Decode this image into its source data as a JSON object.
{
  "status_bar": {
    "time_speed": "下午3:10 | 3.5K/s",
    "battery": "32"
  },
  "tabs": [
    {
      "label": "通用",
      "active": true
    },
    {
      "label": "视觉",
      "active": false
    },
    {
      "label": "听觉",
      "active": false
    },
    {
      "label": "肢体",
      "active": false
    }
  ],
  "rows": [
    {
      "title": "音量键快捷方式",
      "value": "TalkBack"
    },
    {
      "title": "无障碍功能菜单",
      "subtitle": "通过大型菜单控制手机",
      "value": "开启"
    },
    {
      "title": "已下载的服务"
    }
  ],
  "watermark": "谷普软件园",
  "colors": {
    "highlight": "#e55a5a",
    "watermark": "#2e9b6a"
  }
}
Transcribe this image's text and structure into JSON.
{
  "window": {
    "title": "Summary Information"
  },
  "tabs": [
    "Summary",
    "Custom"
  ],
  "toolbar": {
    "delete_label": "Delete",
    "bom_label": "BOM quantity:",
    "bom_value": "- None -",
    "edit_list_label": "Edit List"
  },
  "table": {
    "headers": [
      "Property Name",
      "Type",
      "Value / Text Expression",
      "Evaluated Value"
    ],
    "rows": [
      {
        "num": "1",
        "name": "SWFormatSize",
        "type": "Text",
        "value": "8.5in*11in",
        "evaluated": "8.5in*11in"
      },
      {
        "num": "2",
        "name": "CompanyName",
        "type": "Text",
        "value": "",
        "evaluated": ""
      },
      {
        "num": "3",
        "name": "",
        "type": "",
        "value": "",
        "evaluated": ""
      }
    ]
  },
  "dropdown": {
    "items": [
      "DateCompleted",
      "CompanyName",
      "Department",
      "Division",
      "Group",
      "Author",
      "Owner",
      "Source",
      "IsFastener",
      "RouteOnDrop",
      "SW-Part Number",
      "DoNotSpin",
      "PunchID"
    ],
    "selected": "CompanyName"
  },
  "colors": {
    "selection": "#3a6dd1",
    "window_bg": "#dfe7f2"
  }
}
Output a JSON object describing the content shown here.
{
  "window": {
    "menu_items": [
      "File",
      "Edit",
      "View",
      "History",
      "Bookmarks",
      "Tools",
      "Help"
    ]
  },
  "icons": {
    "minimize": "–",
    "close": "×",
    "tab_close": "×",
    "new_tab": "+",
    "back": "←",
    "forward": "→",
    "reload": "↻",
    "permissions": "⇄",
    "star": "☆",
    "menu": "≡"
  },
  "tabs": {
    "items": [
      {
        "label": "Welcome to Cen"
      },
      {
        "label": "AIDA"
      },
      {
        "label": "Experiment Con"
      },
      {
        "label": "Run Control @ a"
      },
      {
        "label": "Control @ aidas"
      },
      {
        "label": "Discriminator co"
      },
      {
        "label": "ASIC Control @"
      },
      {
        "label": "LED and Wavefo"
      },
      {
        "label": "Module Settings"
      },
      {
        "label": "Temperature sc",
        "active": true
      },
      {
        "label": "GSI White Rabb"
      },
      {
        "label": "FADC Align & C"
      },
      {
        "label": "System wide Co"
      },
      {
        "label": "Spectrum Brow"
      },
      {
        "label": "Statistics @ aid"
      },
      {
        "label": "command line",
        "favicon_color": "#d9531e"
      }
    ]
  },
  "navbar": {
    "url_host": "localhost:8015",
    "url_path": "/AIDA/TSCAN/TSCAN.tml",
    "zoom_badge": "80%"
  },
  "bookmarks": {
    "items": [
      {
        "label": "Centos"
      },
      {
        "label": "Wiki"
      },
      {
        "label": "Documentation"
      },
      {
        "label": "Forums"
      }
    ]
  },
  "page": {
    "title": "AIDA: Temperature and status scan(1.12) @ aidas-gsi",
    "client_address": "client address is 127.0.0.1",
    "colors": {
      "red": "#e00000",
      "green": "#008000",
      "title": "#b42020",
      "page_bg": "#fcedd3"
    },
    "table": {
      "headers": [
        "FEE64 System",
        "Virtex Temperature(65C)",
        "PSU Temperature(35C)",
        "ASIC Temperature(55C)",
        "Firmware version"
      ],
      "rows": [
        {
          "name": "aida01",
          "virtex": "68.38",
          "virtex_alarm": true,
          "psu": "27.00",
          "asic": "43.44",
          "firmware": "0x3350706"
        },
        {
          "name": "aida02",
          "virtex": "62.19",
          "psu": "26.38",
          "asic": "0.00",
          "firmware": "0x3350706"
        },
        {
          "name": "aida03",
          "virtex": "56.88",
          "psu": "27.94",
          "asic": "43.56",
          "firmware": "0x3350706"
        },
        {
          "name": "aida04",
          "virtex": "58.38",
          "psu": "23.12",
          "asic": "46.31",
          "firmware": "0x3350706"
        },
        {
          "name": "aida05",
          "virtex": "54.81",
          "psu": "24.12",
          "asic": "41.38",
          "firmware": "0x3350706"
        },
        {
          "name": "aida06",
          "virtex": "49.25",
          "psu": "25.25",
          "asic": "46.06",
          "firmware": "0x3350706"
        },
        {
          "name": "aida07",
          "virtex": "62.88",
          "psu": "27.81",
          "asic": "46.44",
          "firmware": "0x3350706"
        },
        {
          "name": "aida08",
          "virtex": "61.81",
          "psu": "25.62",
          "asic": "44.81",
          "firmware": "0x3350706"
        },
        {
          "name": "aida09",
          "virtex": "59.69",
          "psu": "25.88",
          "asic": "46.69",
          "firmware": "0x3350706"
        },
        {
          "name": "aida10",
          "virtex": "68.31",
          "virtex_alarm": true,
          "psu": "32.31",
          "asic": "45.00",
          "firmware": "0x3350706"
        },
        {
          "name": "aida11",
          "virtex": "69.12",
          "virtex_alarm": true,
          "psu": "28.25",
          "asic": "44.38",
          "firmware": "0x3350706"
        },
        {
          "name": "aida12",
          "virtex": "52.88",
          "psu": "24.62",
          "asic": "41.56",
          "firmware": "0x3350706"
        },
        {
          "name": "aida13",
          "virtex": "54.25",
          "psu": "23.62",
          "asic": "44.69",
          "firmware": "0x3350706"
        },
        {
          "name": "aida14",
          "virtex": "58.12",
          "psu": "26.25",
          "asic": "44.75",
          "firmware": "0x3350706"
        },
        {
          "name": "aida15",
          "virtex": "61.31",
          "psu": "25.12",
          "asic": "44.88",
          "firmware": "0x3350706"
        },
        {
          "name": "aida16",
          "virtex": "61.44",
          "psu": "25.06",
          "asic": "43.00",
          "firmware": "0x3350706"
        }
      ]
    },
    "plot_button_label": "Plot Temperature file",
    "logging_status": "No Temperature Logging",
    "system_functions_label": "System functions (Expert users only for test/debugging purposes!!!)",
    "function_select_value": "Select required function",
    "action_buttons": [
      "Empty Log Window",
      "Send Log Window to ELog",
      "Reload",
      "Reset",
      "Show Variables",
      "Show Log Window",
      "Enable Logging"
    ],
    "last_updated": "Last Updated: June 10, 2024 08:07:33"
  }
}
....................
### The problem
Collect from the data above every line that includes "this".

### Exercise answer
Decode this image into its source data as a JSON object.
Transcribe this image's text and structure into JSON.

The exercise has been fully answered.